#### [Exercise objective]
Retype the material in full, keeping every word the same.

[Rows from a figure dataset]
------------------------------------

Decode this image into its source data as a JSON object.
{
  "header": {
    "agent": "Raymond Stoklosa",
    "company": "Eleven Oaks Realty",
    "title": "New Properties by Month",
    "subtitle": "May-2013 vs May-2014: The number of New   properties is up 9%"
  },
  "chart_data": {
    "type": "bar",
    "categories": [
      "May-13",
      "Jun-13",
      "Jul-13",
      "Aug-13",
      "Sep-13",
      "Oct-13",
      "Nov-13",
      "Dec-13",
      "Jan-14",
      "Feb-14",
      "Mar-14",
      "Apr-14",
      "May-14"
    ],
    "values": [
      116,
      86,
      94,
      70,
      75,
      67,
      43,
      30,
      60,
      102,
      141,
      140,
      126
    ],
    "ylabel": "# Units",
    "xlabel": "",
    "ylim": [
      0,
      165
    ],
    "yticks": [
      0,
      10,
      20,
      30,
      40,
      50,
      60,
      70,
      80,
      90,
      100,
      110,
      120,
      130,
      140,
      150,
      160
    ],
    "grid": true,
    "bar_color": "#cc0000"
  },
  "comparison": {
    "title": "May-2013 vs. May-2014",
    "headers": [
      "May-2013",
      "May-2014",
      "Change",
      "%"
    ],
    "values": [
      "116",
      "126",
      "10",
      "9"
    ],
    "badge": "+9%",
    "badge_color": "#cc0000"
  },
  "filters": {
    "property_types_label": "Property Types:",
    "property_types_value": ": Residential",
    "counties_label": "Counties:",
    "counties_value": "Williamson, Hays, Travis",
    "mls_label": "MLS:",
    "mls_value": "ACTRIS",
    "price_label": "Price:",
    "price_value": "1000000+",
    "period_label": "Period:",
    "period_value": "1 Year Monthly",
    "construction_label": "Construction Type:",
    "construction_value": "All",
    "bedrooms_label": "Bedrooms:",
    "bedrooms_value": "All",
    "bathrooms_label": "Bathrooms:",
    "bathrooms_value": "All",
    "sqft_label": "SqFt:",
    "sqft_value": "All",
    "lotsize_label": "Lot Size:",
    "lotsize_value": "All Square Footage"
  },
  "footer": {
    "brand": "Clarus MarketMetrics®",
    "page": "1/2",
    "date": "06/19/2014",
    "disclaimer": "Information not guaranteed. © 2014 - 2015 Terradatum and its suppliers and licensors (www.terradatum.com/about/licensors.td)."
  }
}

------------------------------------

#### [Result]
Decode this image into its source data as a JSON object.
{
  "header": {
    "agent": "Raymond Stoklosa",
    "company": "Eleven Oaks Realty",
    "title": "New Properties by Month",
    "subtitle": "May-2013 vs May-2014: The number of New   properties is up 9%"
  },
  "chart_data": {
    "type": "bar",
    "categories": [
      "May-13",
      "Jun-13",
      "Jul-13",
      "Aug-13",
      "Sep-13",
      "Oct-13",
      "Nov-13",
      "Dec-13",
      "Jan-14",
      "Feb-14",
      "Mar-14",
      "Apr-14",
      "May-14"
    ],
    "values": [
      116,
      86,
      94,
      70,
      75,
      67,
      43,
      30,
      60,
      102,
      141,
      140,
      126
    ],
    "ylabel": "# Units",
    "xlabel": "",
    "ylim": [
      0,
      165
    ],
    "yticks": [
      0,
      10,
      20,
      30,
      40,
      50,
      60,
      70,
      80,
      90,
      100,
      110,
      120,
      130,
      140,
      150,
      160
    ],
    "grid": true,
    "bar_color": "#cc0000"
  },
  "comparison": {
    "title": "May-2013 vs. May-2014",
    "headers": [
      "May-2013",
      "May-2014",
      "Change",
      "%"
    ],
    "values": [
      "116",
      "126",
      "10",
      "9"
    ],
    "badge": "+9%",
    "badge_color": "#cc0000"
  },
  "filters": {
    "property_types_label": "Property Types:",
    "property_types_value": ": Residential",
    "counties_label": "Counties:",
    "counties_value": "Williamson, Hays, Travis",
    "mls_label": "MLS:",
    "mls_value": "ACTRIS",
    "price_label": "Price:",
    "price_value": "1000000+",
    "period_label": "Period:",
    "period_value": "1 Year Monthly",
    "construction_label": "Construction Type:",
    "construction_value": "All",
    "bedrooms_label": "Bedrooms:",
    "bedrooms_value": "All",
    "bathrooms_label": "Bathrooms:",
    "bathrooms_value": "All",
    "sqft_label": "SqFt:",
    "sqft_value": "All",
    "lotsize_label": "Lot Size:",
    "lotsize_value": "All Square Footage"
  },
  "footer": {
    "brand": "Clarus MarketMetrics®",
    "page": "1/2",
    "date": "06/19/2014",
    "disclaimer": "Information not guaranteed. © 2014 - 2015 Terradatum and its suppliers and licensors (www.terradatum.com/about/licensors.td)."
  }
}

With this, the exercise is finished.